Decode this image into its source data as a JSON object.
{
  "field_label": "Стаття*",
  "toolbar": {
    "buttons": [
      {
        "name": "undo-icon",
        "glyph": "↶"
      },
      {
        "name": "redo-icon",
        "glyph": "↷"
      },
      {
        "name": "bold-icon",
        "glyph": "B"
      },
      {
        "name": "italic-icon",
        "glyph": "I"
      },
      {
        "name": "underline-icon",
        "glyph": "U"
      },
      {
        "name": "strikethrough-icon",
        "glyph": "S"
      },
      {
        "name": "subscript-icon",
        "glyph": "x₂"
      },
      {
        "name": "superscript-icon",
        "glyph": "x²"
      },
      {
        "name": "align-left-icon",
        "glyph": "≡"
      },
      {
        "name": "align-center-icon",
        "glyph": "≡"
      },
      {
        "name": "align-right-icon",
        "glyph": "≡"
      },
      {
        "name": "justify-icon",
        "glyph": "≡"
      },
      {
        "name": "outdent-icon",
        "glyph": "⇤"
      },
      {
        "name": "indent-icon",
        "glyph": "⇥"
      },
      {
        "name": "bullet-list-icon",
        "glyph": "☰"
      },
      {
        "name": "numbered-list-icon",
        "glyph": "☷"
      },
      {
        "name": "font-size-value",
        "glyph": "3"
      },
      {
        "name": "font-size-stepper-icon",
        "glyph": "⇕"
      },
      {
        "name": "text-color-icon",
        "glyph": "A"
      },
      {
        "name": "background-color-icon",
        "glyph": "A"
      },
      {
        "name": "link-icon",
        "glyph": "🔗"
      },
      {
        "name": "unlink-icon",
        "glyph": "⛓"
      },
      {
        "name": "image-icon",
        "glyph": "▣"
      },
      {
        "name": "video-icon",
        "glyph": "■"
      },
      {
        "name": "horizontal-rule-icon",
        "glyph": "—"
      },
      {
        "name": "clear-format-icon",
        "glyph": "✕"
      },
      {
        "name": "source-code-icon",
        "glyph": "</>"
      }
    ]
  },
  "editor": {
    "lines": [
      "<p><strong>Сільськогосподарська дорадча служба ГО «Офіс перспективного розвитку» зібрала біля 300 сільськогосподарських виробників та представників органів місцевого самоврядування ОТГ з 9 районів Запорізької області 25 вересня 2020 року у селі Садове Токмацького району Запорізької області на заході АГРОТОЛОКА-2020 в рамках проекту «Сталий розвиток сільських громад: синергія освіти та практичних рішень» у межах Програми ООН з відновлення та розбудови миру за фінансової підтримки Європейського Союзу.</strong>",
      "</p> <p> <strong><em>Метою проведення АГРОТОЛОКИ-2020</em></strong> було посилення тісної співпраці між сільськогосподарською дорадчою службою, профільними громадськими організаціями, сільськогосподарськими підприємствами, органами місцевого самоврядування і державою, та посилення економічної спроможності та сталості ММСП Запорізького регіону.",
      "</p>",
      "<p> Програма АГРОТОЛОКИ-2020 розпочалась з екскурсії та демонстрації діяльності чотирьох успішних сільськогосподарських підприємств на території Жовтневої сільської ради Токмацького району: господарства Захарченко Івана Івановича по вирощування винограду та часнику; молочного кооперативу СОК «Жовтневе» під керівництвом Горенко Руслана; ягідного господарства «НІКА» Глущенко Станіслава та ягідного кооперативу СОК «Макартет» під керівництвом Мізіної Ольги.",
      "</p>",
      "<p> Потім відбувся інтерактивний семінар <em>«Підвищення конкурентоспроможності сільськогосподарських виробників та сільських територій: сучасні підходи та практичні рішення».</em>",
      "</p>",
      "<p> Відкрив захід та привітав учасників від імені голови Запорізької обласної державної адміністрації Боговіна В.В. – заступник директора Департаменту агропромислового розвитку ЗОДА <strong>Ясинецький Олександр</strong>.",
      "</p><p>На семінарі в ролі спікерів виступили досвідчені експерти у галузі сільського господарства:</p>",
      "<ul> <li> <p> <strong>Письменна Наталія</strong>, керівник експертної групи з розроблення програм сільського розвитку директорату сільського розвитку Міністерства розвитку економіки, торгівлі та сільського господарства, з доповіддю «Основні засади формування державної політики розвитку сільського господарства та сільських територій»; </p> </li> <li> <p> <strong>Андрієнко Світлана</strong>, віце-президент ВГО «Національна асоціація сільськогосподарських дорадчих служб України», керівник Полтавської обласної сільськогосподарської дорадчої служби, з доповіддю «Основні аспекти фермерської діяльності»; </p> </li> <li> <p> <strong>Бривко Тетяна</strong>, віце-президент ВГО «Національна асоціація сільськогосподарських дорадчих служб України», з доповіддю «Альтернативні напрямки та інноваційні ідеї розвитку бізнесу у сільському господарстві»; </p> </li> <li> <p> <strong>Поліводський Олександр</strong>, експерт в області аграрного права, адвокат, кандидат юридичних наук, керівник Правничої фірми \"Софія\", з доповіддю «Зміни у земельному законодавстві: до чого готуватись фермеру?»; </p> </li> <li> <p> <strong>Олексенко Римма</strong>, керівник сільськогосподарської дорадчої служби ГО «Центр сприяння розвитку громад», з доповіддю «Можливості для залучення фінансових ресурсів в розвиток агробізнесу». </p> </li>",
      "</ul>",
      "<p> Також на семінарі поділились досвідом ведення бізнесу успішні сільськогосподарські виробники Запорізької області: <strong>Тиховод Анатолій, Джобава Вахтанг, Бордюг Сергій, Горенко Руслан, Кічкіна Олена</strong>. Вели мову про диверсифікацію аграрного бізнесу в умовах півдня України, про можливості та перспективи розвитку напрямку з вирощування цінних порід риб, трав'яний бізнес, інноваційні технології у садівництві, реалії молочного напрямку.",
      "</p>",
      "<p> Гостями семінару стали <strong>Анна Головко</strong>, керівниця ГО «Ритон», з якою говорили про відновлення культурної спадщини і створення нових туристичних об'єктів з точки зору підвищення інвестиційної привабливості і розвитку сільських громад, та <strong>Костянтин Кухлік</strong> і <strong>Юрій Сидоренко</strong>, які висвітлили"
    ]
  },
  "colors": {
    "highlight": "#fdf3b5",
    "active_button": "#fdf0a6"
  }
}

→ To be done:
Count every line in the data where the string "align" occurs. Give nothing except the number.

→ Expected answer:
3